Dicen que el trabajo de un poeta es hacer que el mundo entre en una frase, pues
ahí está: toma tu mundo y toma tu frase.
Todos los que
hemos trepado a ese carrusel y hemos tenido la fortuna de poder bajarnos para,
claro, volver a subir, sabemos que lo que Pedro metió en esa frase, todo lo que
el poeta hizo caber dentro de una carcajada de liberación y arrepentimiento, es
verdad. Y pocas cosas hay tan temibles como la verdad.
En un episodio
de Los Soprano, la psicóloga de Tony, el Capo di tutti capi, reconoce
que tratar al paciente más famoso y peligroso de su carrera, por el que ha
tenido que esconderse y recibir a sus otros pacientes en un motel de carretera,
la excita y se ha convertido en una necesidad cuando no en una adicción.
Ella, la doctora
Jennifer Melfi, respondiendo a su propio psicólogo cuando le pregunta: por qué
nos gustan las montañas rusas, las películas de terror y las cintas de
mafiosos, responde con sabiduría: porque nos permiten correr el riesgo sin
asumir las consecuencias. Algo así pasa con los cuentos de El Príncipe de
los canallas, nos permiten ser parte de algo de lo que nunca seremos parte
porque mal que mal, somos gente decente y le tenemos miedo a la muerte.
No voy a repasar
cuento por cuento, eso ya lo hizo muy bien el compañero prologuista y además
este es un epílogo, hello, se supone
que si llegaron hasta aquí es porque ya leyeron
los cuentos y
corrieron el riesgo sin asumir las consecuencias (ya pues, no sean vagos, lean
el puto libro que no solo es corto sino que posee una virtud muy pocas veces
vista en otros libros: no se anda con huevadas4). Prefería decirles que se
trata, claramente, de la obra de un poeta que no ha tenido más remedio que
ordenar sus versos en párrafos de supuesta prosa, quizás porque de verdad pretendió
escribir cuentos o porque quería cobrar el adelanto por derechos de autor lo
antes posible o tal vez porque ya se gastó el millonario adelanto y ahora tiene
que escribir, sí o sí, antes de que le quiebren las piernas, otra vez. No
importa, Pedro Gil tendrá sus razones y, como dije antes, no hay que enfadar a
un tipo que recibió diecisiete puñaladas y vivió para contarlas.

● Datos registrados:
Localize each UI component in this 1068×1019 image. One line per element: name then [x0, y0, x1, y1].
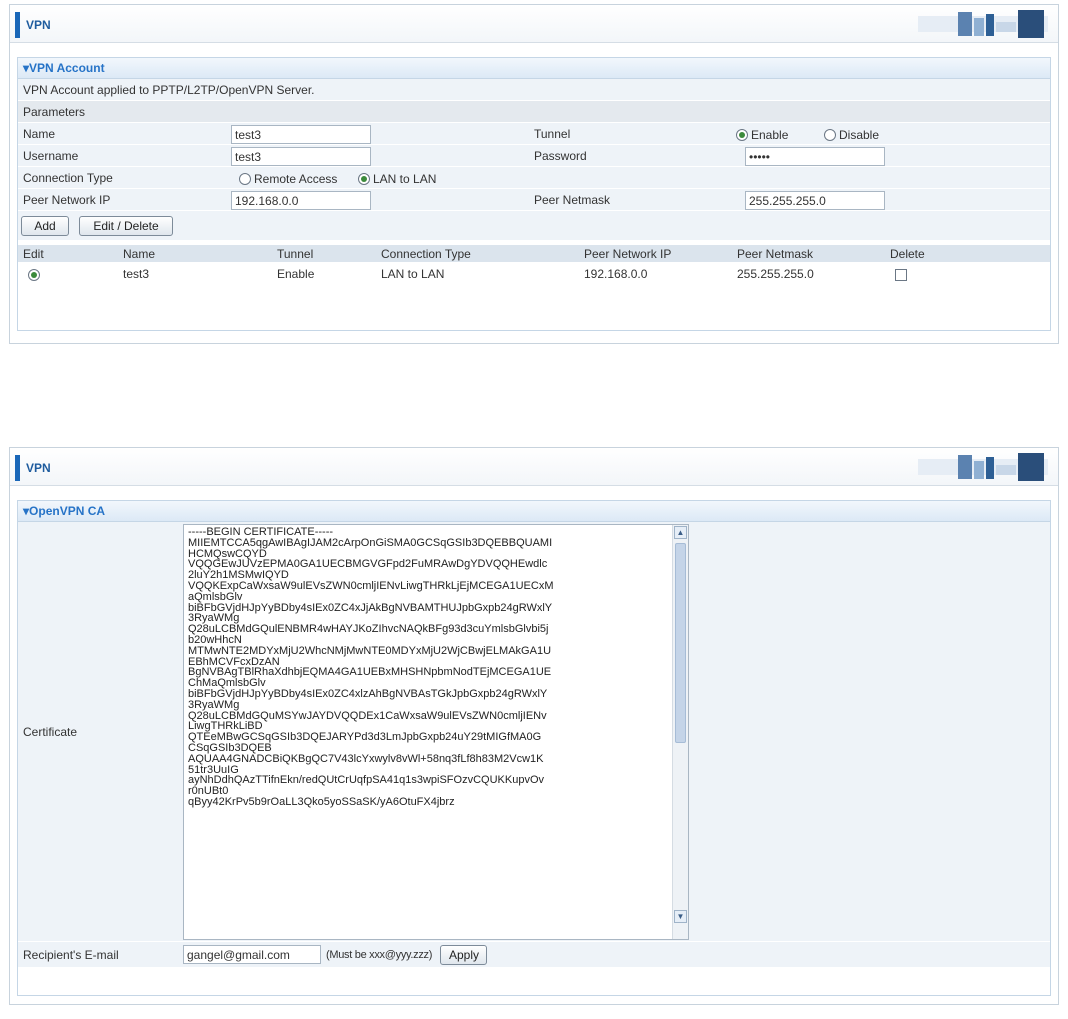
* * *
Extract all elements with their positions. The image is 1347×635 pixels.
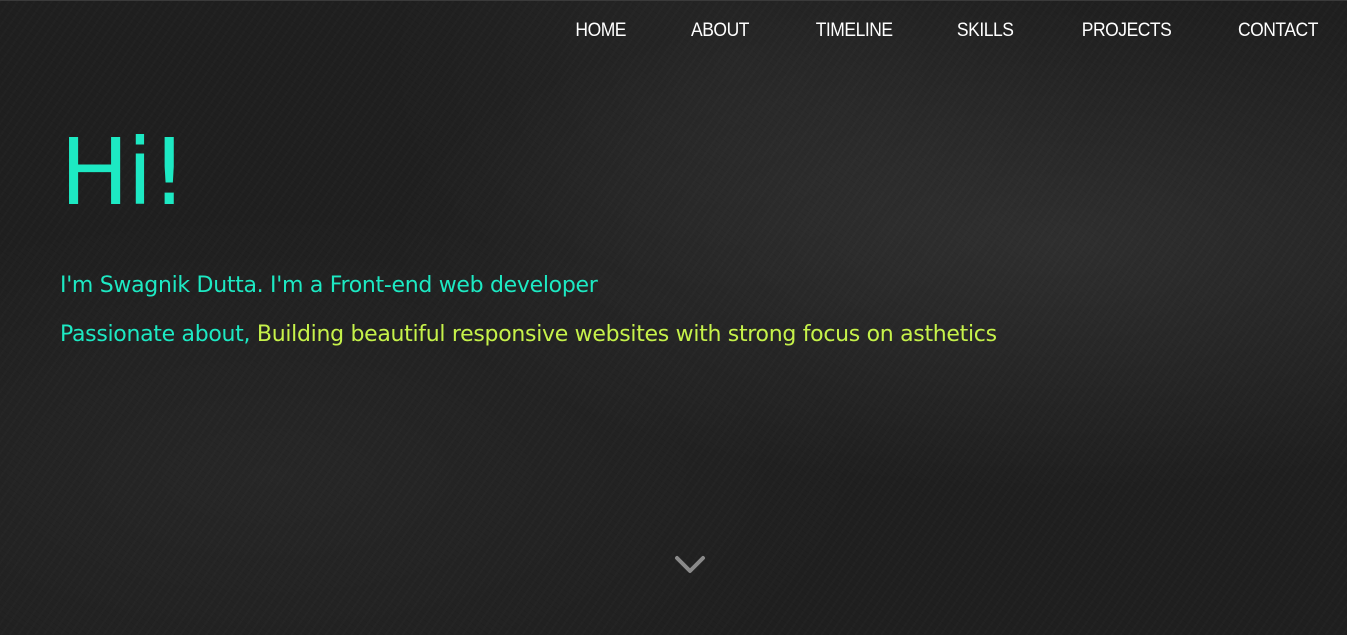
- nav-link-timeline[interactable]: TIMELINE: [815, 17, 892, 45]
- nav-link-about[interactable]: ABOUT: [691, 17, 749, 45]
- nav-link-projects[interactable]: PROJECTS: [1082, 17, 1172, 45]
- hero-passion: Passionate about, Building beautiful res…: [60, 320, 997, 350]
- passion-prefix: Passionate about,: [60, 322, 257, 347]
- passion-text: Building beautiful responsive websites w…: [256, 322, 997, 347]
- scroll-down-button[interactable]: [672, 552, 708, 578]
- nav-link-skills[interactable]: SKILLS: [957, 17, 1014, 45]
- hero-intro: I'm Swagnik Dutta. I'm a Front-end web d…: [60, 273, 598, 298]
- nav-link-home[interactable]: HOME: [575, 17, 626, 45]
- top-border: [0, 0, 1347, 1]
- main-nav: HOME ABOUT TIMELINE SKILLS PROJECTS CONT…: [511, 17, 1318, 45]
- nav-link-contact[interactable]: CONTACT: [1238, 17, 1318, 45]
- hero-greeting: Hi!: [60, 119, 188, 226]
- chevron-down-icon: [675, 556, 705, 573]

● Objetivo 1:
Según el texto proporcionado, ¿cuántas puñaladas recibió Pedro Gil?
● Objetivo 2:
Reproduzca el pasaje del texto proporcionado que va de "Todos los que" a "en una adicción.", ambos incluidos.

● Respuesta completa 1:
Recibió diecisiete puñaladas.

● Respuesta completa 2:
Todos los que
hemos trepado a ese carrusel y hemos tenido la fortuna de poder bajarnos para,
claro, volver a subir, sabemos que lo que Pedro metió en esa frase, todo lo que
el poeta hizo caber dentro de una carcajada de liberación y arrepentimiento, es
verdad. Y pocas cosas hay tan temibles como la verdad.
En un episodio
de Los Soprano, la psicóloga de Tony, el Capo di tutti capi, reconoce
que tratar al paciente más famoso y peligroso de su carrera, por el que ha
tenido que esconderse y recibir a sus otros pacientes en un motel de carretera,
la excita y se ha convertido en una necesidad cuando no en una adicción.